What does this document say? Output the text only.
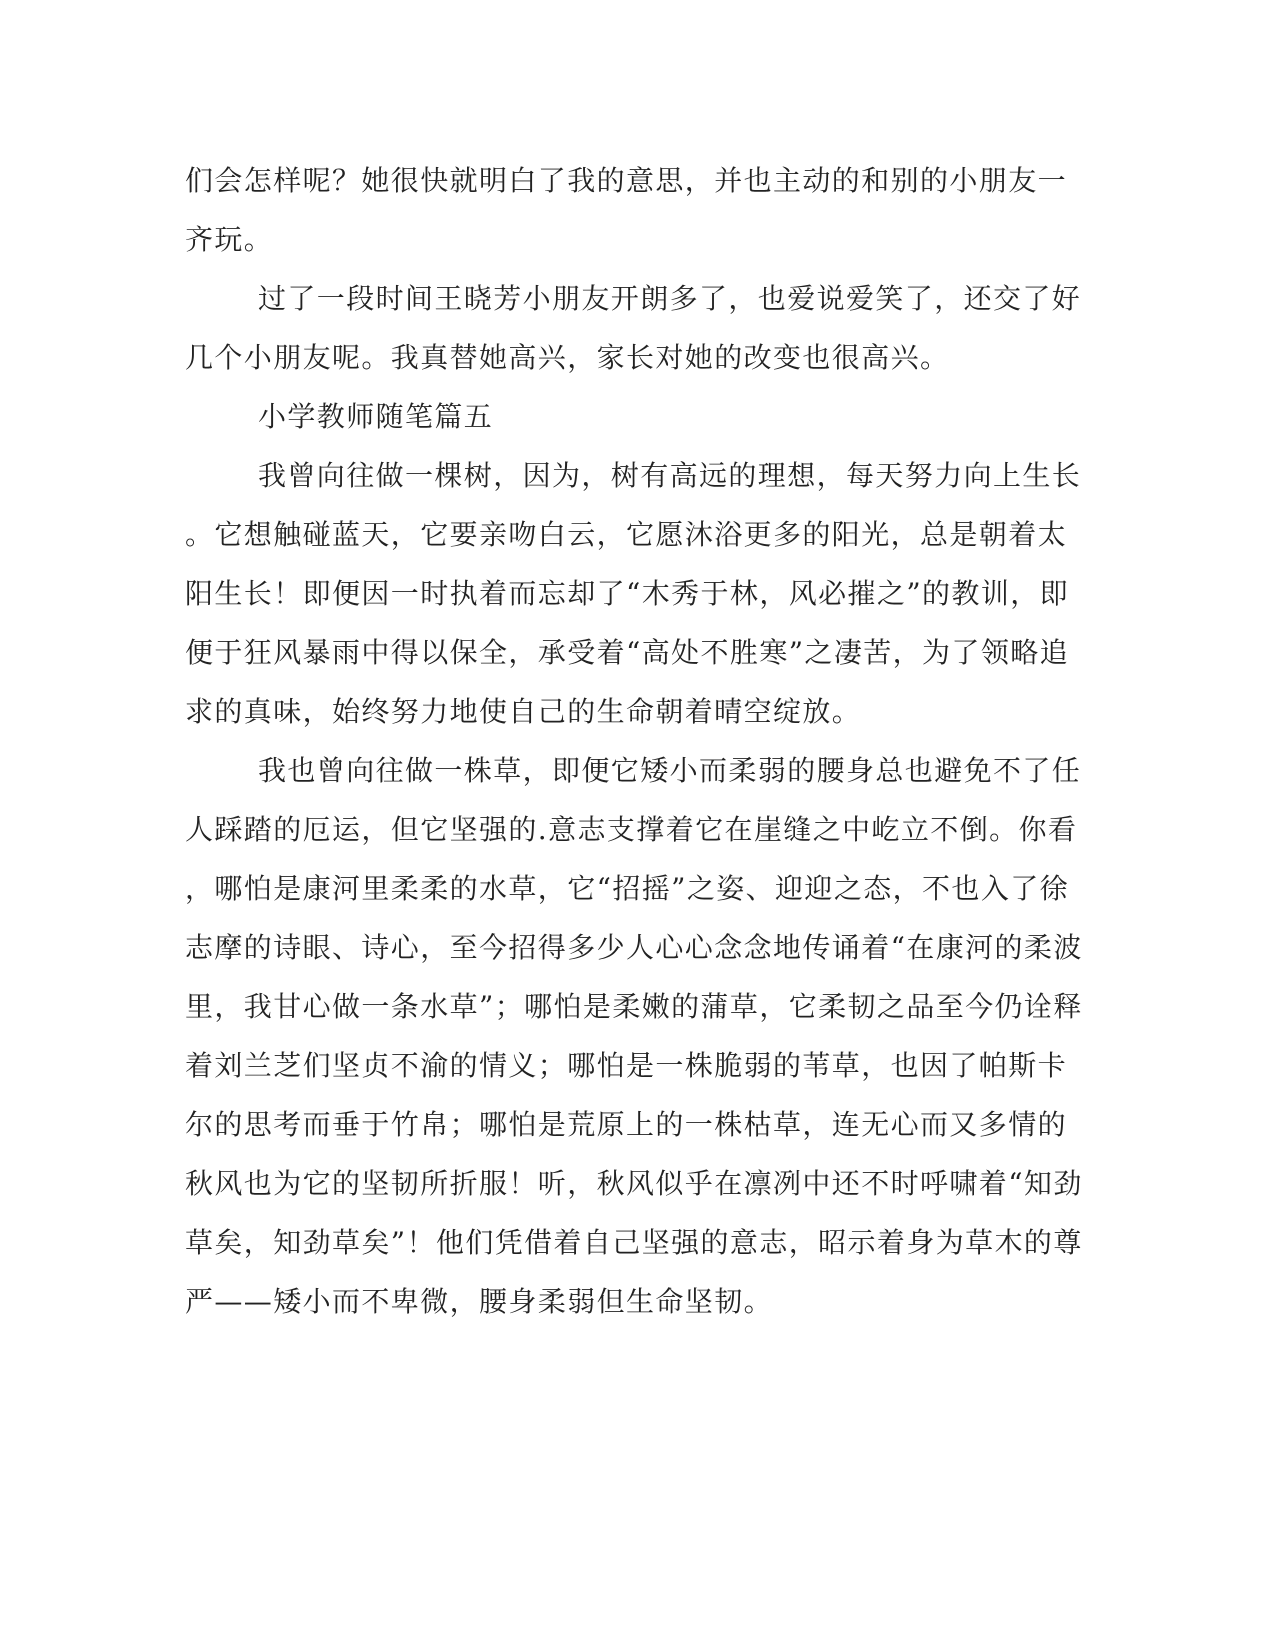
们会怎样呢？她很快就明白了我的意思，并也主动的和别的小朋友一
齐玩。
过了一段时间王晓芳小朋友开朗多了，也爱说爱笑了，还交了好
几个小朋友呢。我真替她高兴，家长对她的改变也很高兴。
小学教师随笔篇五
我曾向往做一棵树，因为，树有高远的理想，每天努力向上生长
。它想触碰蓝天，它要亲吻白云，它愿沐浴更多的阳光，总是朝着太
阳生长！即便因一时执着而忘却了“木秀于林，风必摧之”的教训，即
便于狂风暴雨中得以保全，承受着“高处不胜寒”之凄苦，为了领略追
求的真味，始终努力地使自己的生命朝着晴空绽放。
我也曾向往做一株草，即便它矮小而柔弱的腰身总也避免不了任
人踩踏的厄运，但它坚强的.意志支撑着它在崖缝之中屹立不倒。你看
，哪怕是康河里柔柔的水草，它“招摇”之姿、迎迎之态，不也入了徐
志摩的诗眼、诗心，至今招得多少人心心念念地传诵着“在康河的柔波
里，我甘心做一条水草”；哪怕是柔嫩的蒲草，它柔韧之品至今仍诠释
着刘兰芝们坚贞不渝的情义；哪怕是一株脆弱的苇草，也因了帕斯卡
尔的思考而垂于竹帛；哪怕是荒原上的一株枯草，连无心而又多情的
秋风也为它的坚韧所折服！听，秋风似乎在凛冽中还不时呼啸着“知劲
草矣，知劲草矣”！他们凭借着自己坚强的意志，昭示着身为草木的尊
严——矮小而不卑微，腰身柔弱但生命坚韧。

### WORK TO BE COMPLETED
Copy out each line exactly, without the pictures.

### SOLUTION BELOW
What does this document say? Output the text only.
们会怎样呢？她很快就明白了我的意思，并也主动的和别的小朋友一
齐玩。
过了一段时间王晓芳小朋友开朗多了，也爱说爱笑了，还交了好
几个小朋友呢。我真替她高兴，家长对她的改变也很高兴。
小学教师随笔篇五
我曾向往做一棵树，因为，树有高远的理想，每天努力向上生长
。它想触碰蓝天，它要亲吻白云，它愿沐浴更多的阳光，总是朝着太
阳生长！即便因一时执着而忘却了“木秀于林，风必摧之”的教训，即
便于狂风暴雨中得以保全，承受着“高处不胜寒”之凄苦，为了领略追
求的真味，始终努力地使自己的生命朝着晴空绽放。
我也曾向往做一株草，即便它矮小而柔弱的腰身总也避免不了任
人踩踏的厄运，但它坚强的.意志支撑着它在崖缝之中屹立不倒。你看
，哪怕是康河里柔柔的水草，它“招摇”之姿、迎迎之态，不也入了徐
志摩的诗眼、诗心，至今招得多少人心心念念地传诵着“在康河的柔波
里，我甘心做一条水草”；哪怕是柔嫩的蒲草，它柔韧之品至今仍诠释
着刘兰芝们坚贞不渝的情义；哪怕是一株脆弱的苇草，也因了帕斯卡
尔的思考而垂于竹帛；哪怕是荒原上的一株枯草，连无心而又多情的
秋风也为它的坚韧所折服！听，秋风似乎在凛冽中还不时呼啸着“知劲
草矣，知劲草矣”！他们凭借着自己坚强的意志，昭示着身为草木的尊
严——矮小而不卑微，腰身柔弱但生命坚韧。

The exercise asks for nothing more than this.